Passage to read >>
=-=-=

Hallo, Hallo dear hearts!
This #Epistolary novel captured my attention recently, as I’ve been seeking out more stories evoking ‘letters & correspondences’ for quite a long while now! You might have seen my ruminative thoughts on behalf of Last Christmas in Paris? Whilst previously, you might have seen my happy tweeting and my thoughts on behalf of my beloved Skye? (ie. Letters from Skye!) Or, perhaps – you caught sight of a debut Non-Fiction release this year, entitled: Dennis & Greer: A Love Story? You see, I have a particular penchant for these kinds of stories – not just in Historical Fiction, mind you – nor for the focus to be on war dramas, as my love of ‘3000 Miles to Eternity’ will attest!
What I found so very intriguing about ‘Becoming Mrs Smith’ is how the story is crafted through a succession of novellas! As you might also be aware of – I have a particular interest in reading short stories and novellas – generally, I’ve approached them through one of my two favourite genres: Romance & Speculative Literature (ie. Science Fiction, Fantasy or Cosy Horror) – however, I am finding more authors are releasing novellas and/or shorts – either as accompaniments to their novels directly or as stand-alone arcs for new series and/or an extension of a character’s story from a novel without a series in which to carry the story-line forward. In this case, what is uniquely lovely – the novellas are the series!
I like uncovering new formats for serial fiction – series are a lovely lifeblood of their own – something I cannot pass up the chance to read, as one blessing with a series is how long you get to extend your stay inside the world the writer has knitted together for you! You get to carry the load with the characters, of feeling everything they do as events and memories unfold – whilst feeling as if you, yourself have become drafted into their shoes, fully aware and absorbing their lives.
As I read the premise behind ‘Becoming Mrs Smith’ – my first instinct was to request this story for review purposes – however, realising it was a Digital First release – I opted instead to host the author for a conversation whilst I sought out how to engage in the story-line to help introduce this debut novelist to you, my readers. Perhaps like me, this is an interest of your own – seeking out the stories crafted out of ‘letters & correspondences’ or perhaps, your simply game for a new war drama! Either way, I hope you’ve brewed yourself a cuppa and are ready to settle in for our convo!
Becoming Mrs Smith
Not all of war’s destruction takes place on the battlefield.
Violet’s heart flutters from the scarlet fever she survived as a child, and it beats faster at the sight of John Smith, the man she plans to marry. America is entrenched in WWII, and when John enlists, Violet is certain she won’t ever forgive him for dashing their dreams. As the realities of war slowly overtake her life, Violet’s days are filled with uncertainty and grief. She struggles to maintain her faith in John, as the world as she knows it, crumbles.
Becoming Mrs. Smith is the inspiring, and at times, heartbreaking story of a woman’s struggle to reclaim what she lost. War stole the man she loves, and childhood illness weakened her heart—perhaps beyond repair. While guns rage in Europe, the war Violet faces at home may be even more devastating.
Places to find the book:
on 3rd October, 2017
Excerpt from ‘Becoming Mrs Smith’ provided by the author Tanya E. Williams and is being used with permission.

=-=-=

Exercise objective >> Translate this sentence from the blog post on "Becoming Mrs Smith" into Spanish: "Not all of war’s destruction takes place on the battlefield." The data after this point comes from a separate source.

Material provided >>
=-=-=

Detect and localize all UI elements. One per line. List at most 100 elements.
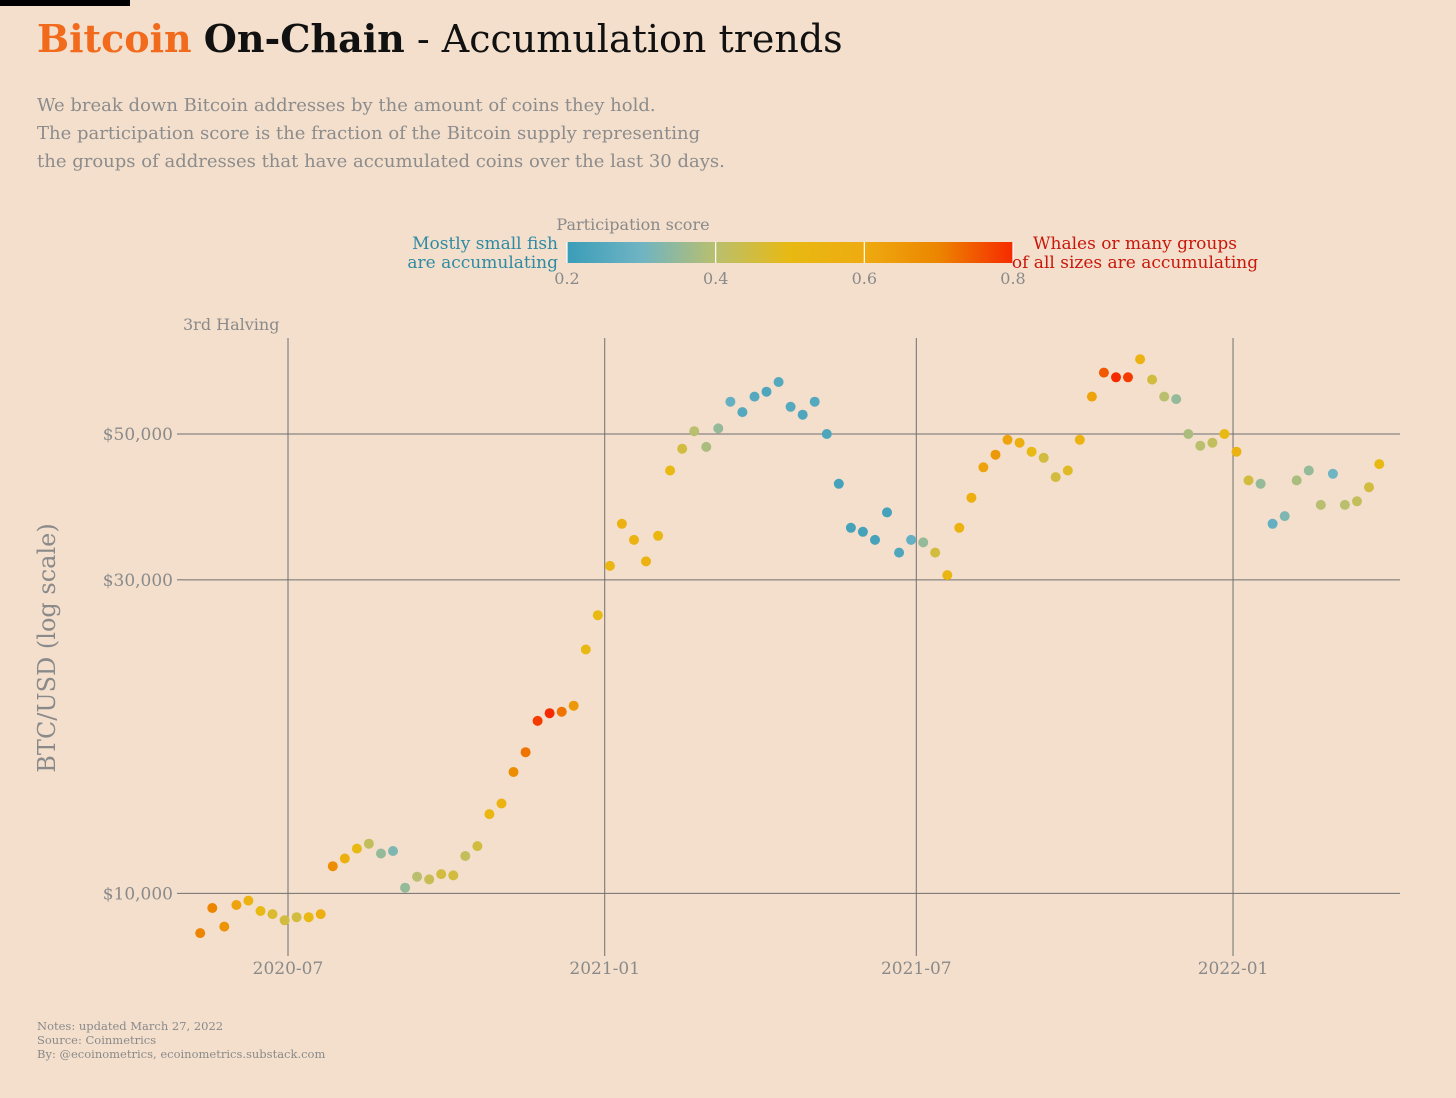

=-=-=

Reply to the exercise >> No toda la destrucción de la guerra tiene lugar en el campo de batalla.